EXERCISE DIRECTIONS:
Tally the lines containing the word "文鑫超话" and give the total alone.

AVAILABLE RECORDS:
######

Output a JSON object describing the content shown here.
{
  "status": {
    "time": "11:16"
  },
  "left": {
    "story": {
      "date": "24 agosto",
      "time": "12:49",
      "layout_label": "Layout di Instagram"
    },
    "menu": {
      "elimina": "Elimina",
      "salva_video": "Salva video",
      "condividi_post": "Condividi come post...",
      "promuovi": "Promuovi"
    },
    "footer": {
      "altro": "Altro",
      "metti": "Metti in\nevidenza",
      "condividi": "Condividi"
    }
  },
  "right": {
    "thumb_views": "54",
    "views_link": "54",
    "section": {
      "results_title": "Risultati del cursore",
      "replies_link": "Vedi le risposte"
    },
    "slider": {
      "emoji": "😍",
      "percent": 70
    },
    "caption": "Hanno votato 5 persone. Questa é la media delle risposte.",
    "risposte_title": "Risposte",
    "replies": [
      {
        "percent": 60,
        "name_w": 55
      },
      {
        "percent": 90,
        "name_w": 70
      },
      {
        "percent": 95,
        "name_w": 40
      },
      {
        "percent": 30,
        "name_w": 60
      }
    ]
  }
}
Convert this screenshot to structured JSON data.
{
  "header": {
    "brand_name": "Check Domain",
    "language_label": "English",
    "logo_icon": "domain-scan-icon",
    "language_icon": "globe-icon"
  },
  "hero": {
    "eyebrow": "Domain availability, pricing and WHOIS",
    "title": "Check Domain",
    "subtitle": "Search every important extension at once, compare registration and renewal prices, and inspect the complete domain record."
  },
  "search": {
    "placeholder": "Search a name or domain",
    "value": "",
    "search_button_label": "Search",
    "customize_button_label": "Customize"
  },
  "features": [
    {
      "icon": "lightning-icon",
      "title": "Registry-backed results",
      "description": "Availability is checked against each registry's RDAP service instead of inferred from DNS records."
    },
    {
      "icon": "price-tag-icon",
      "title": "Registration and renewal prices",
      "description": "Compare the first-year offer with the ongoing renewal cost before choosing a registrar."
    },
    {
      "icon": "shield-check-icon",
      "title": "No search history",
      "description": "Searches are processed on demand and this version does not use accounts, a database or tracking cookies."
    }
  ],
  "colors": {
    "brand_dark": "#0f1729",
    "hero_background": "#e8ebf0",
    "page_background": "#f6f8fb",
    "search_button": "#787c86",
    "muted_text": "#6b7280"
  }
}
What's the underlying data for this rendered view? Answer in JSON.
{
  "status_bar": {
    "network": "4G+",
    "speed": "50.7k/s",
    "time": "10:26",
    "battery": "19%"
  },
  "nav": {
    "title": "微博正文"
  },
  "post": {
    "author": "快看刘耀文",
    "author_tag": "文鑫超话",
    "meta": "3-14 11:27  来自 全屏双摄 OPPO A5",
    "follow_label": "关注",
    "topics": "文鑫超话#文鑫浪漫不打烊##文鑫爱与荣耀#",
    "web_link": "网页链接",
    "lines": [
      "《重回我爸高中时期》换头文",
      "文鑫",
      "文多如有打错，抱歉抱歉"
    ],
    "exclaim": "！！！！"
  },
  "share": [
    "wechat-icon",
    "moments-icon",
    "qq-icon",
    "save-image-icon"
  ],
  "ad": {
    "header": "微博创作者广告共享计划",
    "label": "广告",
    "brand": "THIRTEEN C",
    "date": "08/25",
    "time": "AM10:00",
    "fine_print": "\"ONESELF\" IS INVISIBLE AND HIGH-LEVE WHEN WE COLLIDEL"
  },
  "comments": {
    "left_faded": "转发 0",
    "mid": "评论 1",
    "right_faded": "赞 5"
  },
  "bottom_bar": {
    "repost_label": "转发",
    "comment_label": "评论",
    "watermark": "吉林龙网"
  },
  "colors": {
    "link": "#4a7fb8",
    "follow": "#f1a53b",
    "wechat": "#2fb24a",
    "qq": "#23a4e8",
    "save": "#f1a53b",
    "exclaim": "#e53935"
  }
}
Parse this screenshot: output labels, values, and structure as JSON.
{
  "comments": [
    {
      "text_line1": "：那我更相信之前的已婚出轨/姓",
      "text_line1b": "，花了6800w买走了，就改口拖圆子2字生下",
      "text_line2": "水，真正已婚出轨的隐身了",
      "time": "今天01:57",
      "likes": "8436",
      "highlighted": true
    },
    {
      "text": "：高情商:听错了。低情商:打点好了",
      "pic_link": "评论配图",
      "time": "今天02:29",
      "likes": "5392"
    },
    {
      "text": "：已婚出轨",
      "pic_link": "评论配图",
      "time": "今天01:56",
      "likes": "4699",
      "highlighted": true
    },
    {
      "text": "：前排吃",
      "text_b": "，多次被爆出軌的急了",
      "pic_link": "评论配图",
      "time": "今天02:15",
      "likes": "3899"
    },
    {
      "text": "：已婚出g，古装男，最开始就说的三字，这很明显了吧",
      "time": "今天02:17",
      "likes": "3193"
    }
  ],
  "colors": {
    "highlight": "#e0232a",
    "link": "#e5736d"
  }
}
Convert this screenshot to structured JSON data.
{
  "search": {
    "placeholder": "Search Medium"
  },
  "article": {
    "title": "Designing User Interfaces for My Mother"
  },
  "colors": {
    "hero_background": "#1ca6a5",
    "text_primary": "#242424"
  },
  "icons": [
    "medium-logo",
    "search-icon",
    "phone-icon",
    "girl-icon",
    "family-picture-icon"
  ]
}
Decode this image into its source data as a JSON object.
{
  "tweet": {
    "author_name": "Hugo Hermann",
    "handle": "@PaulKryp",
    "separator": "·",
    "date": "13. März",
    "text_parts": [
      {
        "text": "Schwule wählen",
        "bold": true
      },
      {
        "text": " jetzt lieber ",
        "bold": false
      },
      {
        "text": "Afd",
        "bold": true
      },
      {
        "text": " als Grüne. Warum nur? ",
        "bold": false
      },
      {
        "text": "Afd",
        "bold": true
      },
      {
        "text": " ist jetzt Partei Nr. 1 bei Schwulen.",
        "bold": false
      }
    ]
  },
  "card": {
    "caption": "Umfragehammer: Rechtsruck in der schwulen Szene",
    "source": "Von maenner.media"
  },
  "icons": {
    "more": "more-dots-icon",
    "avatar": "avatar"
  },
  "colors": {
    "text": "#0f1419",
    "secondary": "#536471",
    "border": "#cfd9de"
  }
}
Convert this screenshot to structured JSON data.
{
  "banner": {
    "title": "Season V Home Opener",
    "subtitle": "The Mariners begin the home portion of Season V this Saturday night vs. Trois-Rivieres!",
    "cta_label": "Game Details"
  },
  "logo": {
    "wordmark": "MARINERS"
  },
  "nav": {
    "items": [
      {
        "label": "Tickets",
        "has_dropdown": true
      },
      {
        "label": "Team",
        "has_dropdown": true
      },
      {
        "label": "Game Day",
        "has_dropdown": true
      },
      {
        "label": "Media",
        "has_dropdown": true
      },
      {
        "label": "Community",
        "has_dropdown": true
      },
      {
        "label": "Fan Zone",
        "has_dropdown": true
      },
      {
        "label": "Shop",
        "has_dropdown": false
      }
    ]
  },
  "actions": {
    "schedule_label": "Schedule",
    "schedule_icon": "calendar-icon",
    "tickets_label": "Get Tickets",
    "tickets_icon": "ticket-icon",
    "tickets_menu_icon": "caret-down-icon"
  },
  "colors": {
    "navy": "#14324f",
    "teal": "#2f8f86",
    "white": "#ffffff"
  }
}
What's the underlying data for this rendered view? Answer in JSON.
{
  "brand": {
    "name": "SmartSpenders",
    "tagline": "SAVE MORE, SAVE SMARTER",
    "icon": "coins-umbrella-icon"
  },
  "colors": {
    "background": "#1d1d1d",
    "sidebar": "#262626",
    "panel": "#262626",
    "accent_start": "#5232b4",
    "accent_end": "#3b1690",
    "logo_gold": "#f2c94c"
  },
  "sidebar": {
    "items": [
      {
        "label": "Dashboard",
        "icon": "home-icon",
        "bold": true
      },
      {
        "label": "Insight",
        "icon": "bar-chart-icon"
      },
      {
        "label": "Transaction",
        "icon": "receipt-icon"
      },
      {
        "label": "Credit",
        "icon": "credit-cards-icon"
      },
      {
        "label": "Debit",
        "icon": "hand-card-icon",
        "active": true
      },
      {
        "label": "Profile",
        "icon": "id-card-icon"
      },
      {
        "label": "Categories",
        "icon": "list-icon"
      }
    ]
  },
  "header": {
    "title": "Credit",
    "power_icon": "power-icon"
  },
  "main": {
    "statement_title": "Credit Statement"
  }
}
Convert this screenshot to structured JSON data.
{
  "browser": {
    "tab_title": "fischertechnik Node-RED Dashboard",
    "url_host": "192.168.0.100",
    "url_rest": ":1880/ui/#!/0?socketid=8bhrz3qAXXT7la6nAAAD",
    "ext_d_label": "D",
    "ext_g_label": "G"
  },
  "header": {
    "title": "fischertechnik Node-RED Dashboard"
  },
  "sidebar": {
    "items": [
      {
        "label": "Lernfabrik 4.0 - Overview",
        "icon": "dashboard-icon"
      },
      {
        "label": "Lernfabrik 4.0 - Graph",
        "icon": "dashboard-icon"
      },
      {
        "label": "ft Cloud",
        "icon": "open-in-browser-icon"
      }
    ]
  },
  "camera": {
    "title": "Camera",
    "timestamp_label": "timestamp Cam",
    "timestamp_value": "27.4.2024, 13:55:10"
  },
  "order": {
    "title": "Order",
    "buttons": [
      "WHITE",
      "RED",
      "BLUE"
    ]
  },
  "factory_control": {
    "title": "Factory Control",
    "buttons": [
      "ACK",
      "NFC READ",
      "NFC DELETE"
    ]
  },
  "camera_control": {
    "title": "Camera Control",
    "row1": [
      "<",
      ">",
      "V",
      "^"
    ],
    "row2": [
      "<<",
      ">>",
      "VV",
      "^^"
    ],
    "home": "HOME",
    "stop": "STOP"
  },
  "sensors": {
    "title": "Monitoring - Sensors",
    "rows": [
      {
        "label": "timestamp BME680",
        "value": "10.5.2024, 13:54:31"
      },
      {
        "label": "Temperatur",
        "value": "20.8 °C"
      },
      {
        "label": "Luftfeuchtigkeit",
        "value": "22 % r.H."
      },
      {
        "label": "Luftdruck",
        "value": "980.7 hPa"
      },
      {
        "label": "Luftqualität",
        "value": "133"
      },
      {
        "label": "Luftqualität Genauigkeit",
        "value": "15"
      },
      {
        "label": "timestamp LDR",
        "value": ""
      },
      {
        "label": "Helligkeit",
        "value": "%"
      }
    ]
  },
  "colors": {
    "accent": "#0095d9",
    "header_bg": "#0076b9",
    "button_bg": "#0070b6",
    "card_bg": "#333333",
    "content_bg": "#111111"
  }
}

######

SOLUTION FOR THIS EXERCISE:
2